> **DOCUMENT SEGMENT**
########
This seems to be the simplest version of what is referred to as a rank-error quantile sketch in literature, as they error bounds they promise are on at what rank a value will be at instead of the error bounds on the value itself. For answering quantiles near the middle of a distribution, rank-error sketches have reasonably low error. For quantiles near 0 or 1, like reporting 99th percentile tail latency, it allows a reasonably large error bound on the value.

Also from VLDB '19 is a DDSketch, a paper on a relative-error quantile sketch. Relative-error sketches offer an error bound on the value rather than its rank, which makes tail latency quantiles more accurate. HDR Histogram is another relative-error sketch. Adopting one of these would improve the error bounds on what we report as our tail latency versus our true tail latency.

DataDog released their code for DDSketch, but there isn't yet have a C or C++ implementation, though it might be not hard to translate one from the Java implementation. HDR Histogram has a c implementation with a compatible license.

However, discussion with @kaomakino yielded a couple wise points as always:

  1. The instability of our performance tests from run-to-run will likely have more of an impact on the reported latency figures than the quantile sketch algorithm that's used
  2. The end result of reporting 99.99 percentile of 10s vs 20s will probably be the same, w.r.t paging or warranting investigation.
xumengpanda commented 5 years ago

I think the percentile value from our current performance test is the exact value from all of the measured experiments.

The DDSketch sounds like solving the problem: how to estimate the percentile value from sampled instead of all data.

In case other FDB components, say storage server (SS), wants to get the 99th percentile metrics, the algorithm may be useful. (I don't know if SS needs such data though.)

dongxinEric commented 5 years ago

I think the percentile value from our current performance test is the exact value from all of the measured experiments.

ContinuousSample will randomly sample the stream/sequence once the designated sample buffer is full, then randomly replace an existing entry. See here.
########
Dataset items

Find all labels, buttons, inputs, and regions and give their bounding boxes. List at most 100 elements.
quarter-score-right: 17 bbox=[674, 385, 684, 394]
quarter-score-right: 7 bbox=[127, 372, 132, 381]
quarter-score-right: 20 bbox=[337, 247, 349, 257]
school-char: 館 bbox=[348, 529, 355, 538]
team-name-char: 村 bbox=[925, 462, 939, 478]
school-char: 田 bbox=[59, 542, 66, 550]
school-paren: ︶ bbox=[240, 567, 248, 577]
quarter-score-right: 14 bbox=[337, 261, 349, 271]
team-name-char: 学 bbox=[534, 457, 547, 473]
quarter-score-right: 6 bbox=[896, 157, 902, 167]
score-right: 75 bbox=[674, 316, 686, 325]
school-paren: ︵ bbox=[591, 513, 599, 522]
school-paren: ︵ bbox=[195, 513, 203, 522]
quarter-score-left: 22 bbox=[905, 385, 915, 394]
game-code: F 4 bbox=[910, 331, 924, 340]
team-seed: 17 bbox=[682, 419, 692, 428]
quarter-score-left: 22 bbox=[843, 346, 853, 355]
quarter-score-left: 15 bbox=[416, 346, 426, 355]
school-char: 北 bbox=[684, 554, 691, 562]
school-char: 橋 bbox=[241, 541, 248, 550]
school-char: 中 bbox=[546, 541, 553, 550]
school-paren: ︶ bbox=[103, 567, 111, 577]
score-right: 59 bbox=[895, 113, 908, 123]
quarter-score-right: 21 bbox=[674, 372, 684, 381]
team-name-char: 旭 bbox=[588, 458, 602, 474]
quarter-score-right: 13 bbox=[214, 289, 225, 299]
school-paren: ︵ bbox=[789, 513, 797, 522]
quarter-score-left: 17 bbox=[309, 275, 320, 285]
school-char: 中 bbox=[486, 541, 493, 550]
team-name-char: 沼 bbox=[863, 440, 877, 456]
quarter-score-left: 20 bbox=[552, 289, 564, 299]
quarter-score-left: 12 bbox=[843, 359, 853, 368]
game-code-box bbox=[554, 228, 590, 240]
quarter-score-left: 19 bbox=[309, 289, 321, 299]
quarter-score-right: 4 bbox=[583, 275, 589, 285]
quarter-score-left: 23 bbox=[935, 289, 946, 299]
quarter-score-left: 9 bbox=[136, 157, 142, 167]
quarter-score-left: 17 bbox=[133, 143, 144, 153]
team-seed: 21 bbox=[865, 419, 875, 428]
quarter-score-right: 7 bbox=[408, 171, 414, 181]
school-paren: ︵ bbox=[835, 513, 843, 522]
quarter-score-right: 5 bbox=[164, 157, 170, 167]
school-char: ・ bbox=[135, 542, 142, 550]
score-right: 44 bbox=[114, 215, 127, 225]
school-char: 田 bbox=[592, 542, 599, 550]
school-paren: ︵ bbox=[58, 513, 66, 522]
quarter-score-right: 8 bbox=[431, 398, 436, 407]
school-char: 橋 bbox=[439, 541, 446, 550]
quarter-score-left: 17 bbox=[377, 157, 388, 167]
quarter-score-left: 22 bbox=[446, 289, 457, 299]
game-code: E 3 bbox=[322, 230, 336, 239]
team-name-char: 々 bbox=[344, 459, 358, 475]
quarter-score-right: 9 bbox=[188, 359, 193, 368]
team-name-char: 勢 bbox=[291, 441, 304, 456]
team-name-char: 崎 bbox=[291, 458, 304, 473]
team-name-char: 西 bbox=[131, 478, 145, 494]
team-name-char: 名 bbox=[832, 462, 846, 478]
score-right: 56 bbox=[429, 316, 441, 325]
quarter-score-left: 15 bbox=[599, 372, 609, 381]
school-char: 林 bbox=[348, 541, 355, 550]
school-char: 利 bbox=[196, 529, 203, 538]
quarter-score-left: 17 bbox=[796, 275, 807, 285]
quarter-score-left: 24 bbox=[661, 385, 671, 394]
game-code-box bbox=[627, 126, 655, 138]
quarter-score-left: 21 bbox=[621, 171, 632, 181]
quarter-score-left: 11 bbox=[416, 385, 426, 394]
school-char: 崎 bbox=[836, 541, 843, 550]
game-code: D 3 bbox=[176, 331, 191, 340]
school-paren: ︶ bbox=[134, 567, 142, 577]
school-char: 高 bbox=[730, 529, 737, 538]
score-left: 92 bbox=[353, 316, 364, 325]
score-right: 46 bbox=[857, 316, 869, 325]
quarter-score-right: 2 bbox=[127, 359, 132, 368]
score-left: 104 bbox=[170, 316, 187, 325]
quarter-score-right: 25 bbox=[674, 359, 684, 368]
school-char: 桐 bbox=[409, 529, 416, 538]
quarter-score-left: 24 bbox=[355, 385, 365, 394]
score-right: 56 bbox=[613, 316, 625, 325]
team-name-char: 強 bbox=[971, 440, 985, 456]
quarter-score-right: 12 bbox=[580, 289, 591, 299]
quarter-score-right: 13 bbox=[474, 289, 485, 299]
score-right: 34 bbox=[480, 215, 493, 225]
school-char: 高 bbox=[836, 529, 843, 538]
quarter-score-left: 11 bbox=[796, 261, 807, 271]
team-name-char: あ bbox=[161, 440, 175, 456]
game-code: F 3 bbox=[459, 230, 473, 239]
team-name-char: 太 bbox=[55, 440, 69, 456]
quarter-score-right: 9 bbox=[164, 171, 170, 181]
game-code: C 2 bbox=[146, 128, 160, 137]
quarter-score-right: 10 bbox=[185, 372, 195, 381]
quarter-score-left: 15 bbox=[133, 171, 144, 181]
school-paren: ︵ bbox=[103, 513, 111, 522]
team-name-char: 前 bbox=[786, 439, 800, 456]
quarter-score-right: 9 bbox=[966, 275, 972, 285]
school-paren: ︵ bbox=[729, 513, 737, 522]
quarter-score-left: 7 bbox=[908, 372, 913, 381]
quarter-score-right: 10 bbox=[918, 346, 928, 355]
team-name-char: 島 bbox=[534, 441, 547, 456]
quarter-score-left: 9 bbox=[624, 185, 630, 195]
########
Continue the discussion of quantile sketches for latency percentiles, starting right after its last sentence.

xumengpanda commented 5 years ago

I think the percentile value from our current performance test is the exact value from all of the measured experiments.

ContinuousSample will randomly sample the stream/sequence once the designated sample buffer is full, then randomly replace an existing entry. See here.

I see. This is the sampling within one performance test workload, which gives the sampled performance result, e.g., sampled latency.

ajbeamon commented 5 years ago

It looks like we use ContinuousSample a lot in our performance workloads and we also use it in our client-side TransactionMetrics event. We don't report many tail latencies in the client metrics (disregarding max, which seems to be tracked exactly by ContinuousSample) except for 90th and 98th percentile total latency.

I do agree that for many of our performance tests, we likely have other sources of noise that could make a change to the sampling technique not particularly noticeable, but if we have it as a goal to improve our stability we'd probably want to do something like this eventually.

For the client TransactionMetrics, it may also not be a huge immediate win with our currently chosen metrics. If we ever wanted to report different sorts of values or have a mechanism to merge the results of different clients, though, then this could be beneficial.

One other area that may benefit from this is the ability for us to calculate server-side request latency percentiles. We currently have tracking for request counts in different latency bands to support the ability to have SLO latency targets, but having the ability to track accurate percentiles could help answer related questions about the health of a cluster (for example, if you wanted your 99th percentile latency to be <10ms, the latency bands could tell you the percentile of 10ms while having a sample like this could tell us how close the 99th percentile latency is to 10ms). In addition to its standalone accuracy, I'm not sure how well the ContinuousSample can be merged compared to these other sampling approaches, and that would be a requirement for reporting cluster-wide statistics.

Looking at DDSketch, the implementation didn't seem particularly difficult such that we would want to avoid it for that reason.